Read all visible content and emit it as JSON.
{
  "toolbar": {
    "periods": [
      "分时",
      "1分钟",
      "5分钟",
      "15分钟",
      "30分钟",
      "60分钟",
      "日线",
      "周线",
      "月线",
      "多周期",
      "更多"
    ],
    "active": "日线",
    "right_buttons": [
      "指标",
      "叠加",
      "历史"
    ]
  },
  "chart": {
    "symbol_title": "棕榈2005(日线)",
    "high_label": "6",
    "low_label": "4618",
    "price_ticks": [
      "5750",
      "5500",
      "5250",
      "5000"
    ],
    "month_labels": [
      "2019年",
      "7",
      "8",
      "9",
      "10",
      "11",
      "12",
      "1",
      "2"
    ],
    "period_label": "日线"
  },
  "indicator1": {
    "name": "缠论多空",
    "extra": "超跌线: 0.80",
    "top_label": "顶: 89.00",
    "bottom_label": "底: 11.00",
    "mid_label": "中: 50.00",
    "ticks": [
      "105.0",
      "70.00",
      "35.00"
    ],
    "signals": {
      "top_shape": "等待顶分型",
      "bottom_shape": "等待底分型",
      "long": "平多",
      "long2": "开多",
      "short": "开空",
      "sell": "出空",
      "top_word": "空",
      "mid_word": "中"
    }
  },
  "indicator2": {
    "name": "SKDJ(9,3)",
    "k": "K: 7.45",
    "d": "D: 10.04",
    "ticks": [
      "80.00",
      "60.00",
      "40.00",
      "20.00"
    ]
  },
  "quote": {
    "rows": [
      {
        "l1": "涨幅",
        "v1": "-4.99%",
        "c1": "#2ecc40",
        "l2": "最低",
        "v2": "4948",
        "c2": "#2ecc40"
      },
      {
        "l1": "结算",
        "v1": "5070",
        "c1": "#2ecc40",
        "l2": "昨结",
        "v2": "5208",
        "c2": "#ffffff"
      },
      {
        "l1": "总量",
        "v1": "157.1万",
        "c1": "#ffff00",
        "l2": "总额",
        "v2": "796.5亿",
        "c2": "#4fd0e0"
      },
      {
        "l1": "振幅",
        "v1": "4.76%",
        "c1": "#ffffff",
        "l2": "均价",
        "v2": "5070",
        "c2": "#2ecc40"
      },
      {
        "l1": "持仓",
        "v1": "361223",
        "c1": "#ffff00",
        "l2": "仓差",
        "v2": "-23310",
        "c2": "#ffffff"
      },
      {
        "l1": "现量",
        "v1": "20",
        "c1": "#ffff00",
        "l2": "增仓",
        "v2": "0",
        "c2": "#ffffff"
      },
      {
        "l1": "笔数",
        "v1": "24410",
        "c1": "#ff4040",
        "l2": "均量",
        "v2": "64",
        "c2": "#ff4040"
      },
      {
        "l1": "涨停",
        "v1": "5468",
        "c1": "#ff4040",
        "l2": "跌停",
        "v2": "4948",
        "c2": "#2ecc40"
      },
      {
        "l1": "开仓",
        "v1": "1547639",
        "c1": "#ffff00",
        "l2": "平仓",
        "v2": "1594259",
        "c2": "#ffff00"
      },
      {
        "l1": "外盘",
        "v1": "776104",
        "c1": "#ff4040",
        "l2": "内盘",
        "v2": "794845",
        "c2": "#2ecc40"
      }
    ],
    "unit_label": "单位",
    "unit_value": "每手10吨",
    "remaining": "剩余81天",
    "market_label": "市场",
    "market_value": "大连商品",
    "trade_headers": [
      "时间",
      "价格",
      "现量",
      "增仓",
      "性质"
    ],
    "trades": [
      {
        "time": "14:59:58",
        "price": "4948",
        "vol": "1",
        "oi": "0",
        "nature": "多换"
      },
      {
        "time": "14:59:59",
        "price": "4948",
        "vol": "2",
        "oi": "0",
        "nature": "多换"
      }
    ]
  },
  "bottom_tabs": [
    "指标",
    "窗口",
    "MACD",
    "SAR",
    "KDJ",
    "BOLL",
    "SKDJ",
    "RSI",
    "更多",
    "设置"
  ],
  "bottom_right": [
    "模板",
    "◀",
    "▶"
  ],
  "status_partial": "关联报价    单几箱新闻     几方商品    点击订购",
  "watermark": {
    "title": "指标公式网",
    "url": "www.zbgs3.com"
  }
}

> [WHAT IS ASKED]
Copy every line of the material, please, keeping it exactly the same.

> [FINAL ANSWER]
Read all visible content and emit it as JSON.
{
  "toolbar": {
    "periods": [
      "分时",
      "1分钟",
      "5分钟",
      "15分钟",
      "30分钟",
      "60分钟",
      "日线",
      "周线",
      "月线",
      "多周期",
      "更多"
    ],
    "active": "日线",
    "right_buttons": [
      "指标",
      "叠加",
      "历史"
    ]
  },
  "chart": {
    "symbol_title": "棕榈2005(日线)",
    "high_label": "6",
    "low_label": "4618",
    "price_ticks": [
      "5750",
      "5500",
      "5250",
      "5000"
    ],
    "month_labels": [
      "2019年",
      "7",
      "8",
      "9",
      "10",
      "11",
      "12",
      "1",
      "2"
    ],
    "period_label": "日线"
  },
  "indicator1": {
    "name": "缠论多空",
    "extra": "超跌线: 0.80",
    "top_label": "顶: 89.00",
    "bottom_label": "底: 11.00",
    "mid_label": "中: 50.00",
    "ticks": [
      "105.0",
      "70.00",
      "35.00"
    ],
    "signals": {
      "top_shape": "等待顶分型",
      "bottom_shape": "等待底分型",
      "long": "平多",
      "long2": "开多",
      "short": "开空",
      "sell": "出空",
      "top_word": "空",
      "mid_word": "中"
    }
  },
  "indicator2": {
    "name": "SKDJ(9,3)",
    "k": "K: 7.45",
    "d": "D: 10.04",
    "ticks": [
      "80.00",
      "60.00",
      "40.00",
      "20.00"
    ]
  },
  "quote": {
    "rows": [
      {
        "l1": "涨幅",
        "v1": "-4.99%",
        "c1": "#2ecc40",
        "l2": "最低",
        "v2": "4948",
        "c2": "#2ecc40"
      },
      {
        "l1": "结算",
        "v1": "5070",
        "c1": "#2ecc40",
        "l2": "昨结",
        "v2": "5208",
        "c2": "#ffffff"
      },
      {
        "l1": "总量",
        "v1": "157.1万",
        "c1": "#ffff00",
        "l2": "总额",
        "v2": "796.5亿",
        "c2": "#4fd0e0"
      },
      {
        "l1": "振幅",
        "v1": "4.76%",
        "c1": "#ffffff",
        "l2": "均价",
        "v2": "5070",
        "c2": "#2ecc40"
      },
      {
        "l1": "持仓",
        "v1": "361223",
        "c1": "#ffff00",
        "l2": "仓差",
        "v2": "-23310",
        "c2": "#ffffff"
      },
      {
        "l1": "现量",
        "v1": "20",
        "c1": "#ffff00",
        "l2": "增仓",
        "v2": "0",
        "c2": "#ffffff"
      },
      {
        "l1": "笔数",
        "v1": "24410",
        "c1": "#ff4040",
        "l2": "均量",
        "v2": "64",
        "c2": "#ff4040"
      },
      {
        "l1": "涨停",
        "v1": "5468",
        "c1": "#ff4040",
        "l2": "跌停",
        "v2": "4948",
        "c2": "#2ecc40"
      },
      {
        "l1": "开仓",
        "v1": "1547639",
        "c1": "#ffff00",
        "l2": "平仓",
        "v2": "1594259",
        "c2": "#ffff00"
      },
      {
        "l1": "外盘",
        "v1": "776104",
        "c1": "#ff4040",
        "l2": "内盘",
        "v2": "794845",
        "c2": "#2ecc40"
      }
    ],
    "unit_label": "单位",
    "unit_value": "每手10吨",
    "remaining": "剩余81天",
    "market_label": "市场",
    "market_value": "大连商品",
    "trade_headers": [
      "时间",
      "价格",
      "现量",
      "增仓",
      "性质"
    ],
    "trades": [
      {
        "time": "14:59:58",
        "price": "4948",
        "vol": "1",
        "oi": "0",
        "nature": "多换"
      },
      {
        "time": "14:59:59",
        "price": "4948",
        "vol": "2",
        "oi": "0",
        "nature": "多换"
      }
    ]
  },
  "bottom_tabs": [
    "指标",
    "窗口",
    "MACD",
    "SAR",
    "KDJ",
    "BOLL",
    "SKDJ",
    "RSI",
    "更多",
    "设置"
  ],
  "bottom_right": [
    "模板",
    "◀",
    "▶"
  ],
  "status_partial": "关联报价    单几箱新闻     几方商品    点击订购",
  "watermark": {
    "title": "指标公式网",
    "url": "www.zbgs3.com"
  }
}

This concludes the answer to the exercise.